_WRITTEN EXERCISE_.
Repeat the material exactly as it appears.

[Data records]
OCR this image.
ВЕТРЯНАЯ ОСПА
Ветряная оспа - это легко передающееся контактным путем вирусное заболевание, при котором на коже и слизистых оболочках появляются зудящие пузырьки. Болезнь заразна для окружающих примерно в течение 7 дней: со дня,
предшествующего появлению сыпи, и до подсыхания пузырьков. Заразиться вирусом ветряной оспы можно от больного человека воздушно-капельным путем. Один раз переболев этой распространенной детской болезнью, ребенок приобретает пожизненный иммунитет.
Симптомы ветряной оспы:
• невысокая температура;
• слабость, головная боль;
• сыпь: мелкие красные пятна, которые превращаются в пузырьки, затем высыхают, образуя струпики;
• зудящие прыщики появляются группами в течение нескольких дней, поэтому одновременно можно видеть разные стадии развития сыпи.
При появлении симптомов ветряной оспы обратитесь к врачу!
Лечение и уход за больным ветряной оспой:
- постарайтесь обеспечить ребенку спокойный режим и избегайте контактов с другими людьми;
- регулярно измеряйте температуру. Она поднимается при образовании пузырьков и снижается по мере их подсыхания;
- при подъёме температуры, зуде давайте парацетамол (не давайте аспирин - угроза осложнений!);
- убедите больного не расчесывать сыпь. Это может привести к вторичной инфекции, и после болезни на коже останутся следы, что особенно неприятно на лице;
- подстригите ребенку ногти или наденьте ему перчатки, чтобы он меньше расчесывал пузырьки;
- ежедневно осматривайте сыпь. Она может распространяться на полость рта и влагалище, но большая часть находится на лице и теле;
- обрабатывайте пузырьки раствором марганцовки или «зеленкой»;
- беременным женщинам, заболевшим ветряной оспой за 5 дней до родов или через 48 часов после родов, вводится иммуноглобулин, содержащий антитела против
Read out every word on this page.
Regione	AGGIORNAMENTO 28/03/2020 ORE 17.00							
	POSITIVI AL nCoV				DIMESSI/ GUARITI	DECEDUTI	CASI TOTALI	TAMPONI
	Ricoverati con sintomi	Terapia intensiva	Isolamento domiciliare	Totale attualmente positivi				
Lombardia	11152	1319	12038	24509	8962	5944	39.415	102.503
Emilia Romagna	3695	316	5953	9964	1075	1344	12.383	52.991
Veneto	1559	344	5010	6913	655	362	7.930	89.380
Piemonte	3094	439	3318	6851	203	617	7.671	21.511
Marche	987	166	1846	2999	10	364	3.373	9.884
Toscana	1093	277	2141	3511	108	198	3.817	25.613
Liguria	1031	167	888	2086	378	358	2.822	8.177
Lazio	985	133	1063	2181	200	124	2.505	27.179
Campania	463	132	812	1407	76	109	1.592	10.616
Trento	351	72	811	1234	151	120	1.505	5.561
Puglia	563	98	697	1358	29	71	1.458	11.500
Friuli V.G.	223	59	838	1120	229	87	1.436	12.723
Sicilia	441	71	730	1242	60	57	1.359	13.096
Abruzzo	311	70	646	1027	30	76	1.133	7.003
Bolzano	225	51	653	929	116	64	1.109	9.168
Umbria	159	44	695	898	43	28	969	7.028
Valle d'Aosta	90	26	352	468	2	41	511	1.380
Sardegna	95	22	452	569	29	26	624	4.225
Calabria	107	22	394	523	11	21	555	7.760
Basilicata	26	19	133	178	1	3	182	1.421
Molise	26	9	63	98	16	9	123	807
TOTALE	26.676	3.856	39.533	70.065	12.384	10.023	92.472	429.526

_TASK OUTPUT_.
OCR this image.
ВЕТРЯНАЯ ОСПА
Ветряная оспа - это легко передающееся контактным путем вирусное заболевание, при котором на коже и слизистых оболочках появляются зудящие пузырьки. Болезнь заразна для окружающих примерно в течение 7 дней: со дня,
предшествующего появлению сыпи, и до подсыхания пузырьков. Заразиться вирусом ветряной оспы можно от больного человека воздушно-капельным путем. Один раз переболев этой распространенной детской болезнью, ребенок приобретает пожизненный иммунитет.
Симптомы ветряной оспы:
• невысокая температура;
• слабость, головная боль;
• сыпь: мелкие красные пятна, которые превращаются в пузырьки, затем высыхают, образуя струпики;
• зудящие прыщики появляются группами в течение нескольких дней, поэтому одновременно можно видеть разные стадии развития сыпи.
При появлении симптомов ветряной оспы обратитесь к врачу!
Лечение и уход за больным ветряной оспой:
- постарайтесь обеспечить ребенку спокойный режим и избегайте контактов с другими людьми;
- регулярно измеряйте температуру. Она поднимается при образовании пузырьков и снижается по мере их подсыхания;
- при подъёме температуры, зуде давайте парацетамол (не давайте аспирин - угроза осложнений!);
- убедите больного не расчесывать сыпь. Это может привести к вторичной инфекции, и после болезни на коже останутся следы, что особенно неприятно на лице;
- подстригите ребенку ногти или наденьте ему перчатки, чтобы он меньше расчесывал пузырьки;
- ежедневно осматривайте сыпь. Она может распространяться на полость рта и влагалище, но большая часть находится на лице и теле;
- обрабатывайте пузырьки раствором марганцовки или «зеленкой»;
- беременным женщинам, заболевшим ветряной оспой за 5 дней до родов или через 48 часов после родов, вводится иммуноглобулин, содержащий антитела против
Read out every word on this page.
Regione	AGGIORNAMENTO 28/03/2020 ORE 17.00							
	POSITIVI AL nCoV				DIMESSI/ GUARITI	DECEDUTI	CASI TOTALI	TAMPONI
	Ricoverati con sintomi	Terapia intensiva	Isolamento domiciliare	Totale attualmente positivi				
Lombardia	11152	1319	12038	24509	8962	5944	39.415	102.503
Emilia Romagna	3695	316	5953	9964	1075	1344	12.383	52.991
Veneto	1559	344	5010	6913	655	362	7.930	89.380
Piemonte	3094	439	3318	6851	203	617	7.671	21.511
Marche	987	166	1846	2999	10	364	3.373	9.884
Toscana	1093	277	2141	3511	108	198	3.817	25.613
Liguria	1031	167	888	2086	378	358	2.822	8.177
Lazio	985	133	1063	2181	200	124	2.505	27.179
Campania	463	132	812	1407	76	109	1.592	10.616
Trento	351	72	811	1234	151	120	1.505	5.561
Puglia	563	98	697	1358	29	71	1.458	11.500
Friuli V.G.	223	59	838	1120	229	87	1.436	12.723
Sicilia	441	71	730	1242	60	57	1.359	13.096
Abruzzo	311	70	646	1027	30	76	1.133	7.003
Bolzano	225	51	653	929	116	64	1.109	9.168
Umbria	159	44	695	898	43	28	969	7.028
Valle d'Aosta	90	26	352	468	2	41	511	1.380
Sardegna	95	22	452	569	29	26	624	4.225
Calabria	107	22	394	523	11	21	555	7.760
Basilicata	26	19	133	178	1	3	182	1.421
Molise	26	9	63	98	16	9	123	807
TOTALE	26.676	3.856	39.533	70.065	12.384	10.023	92.472	429.526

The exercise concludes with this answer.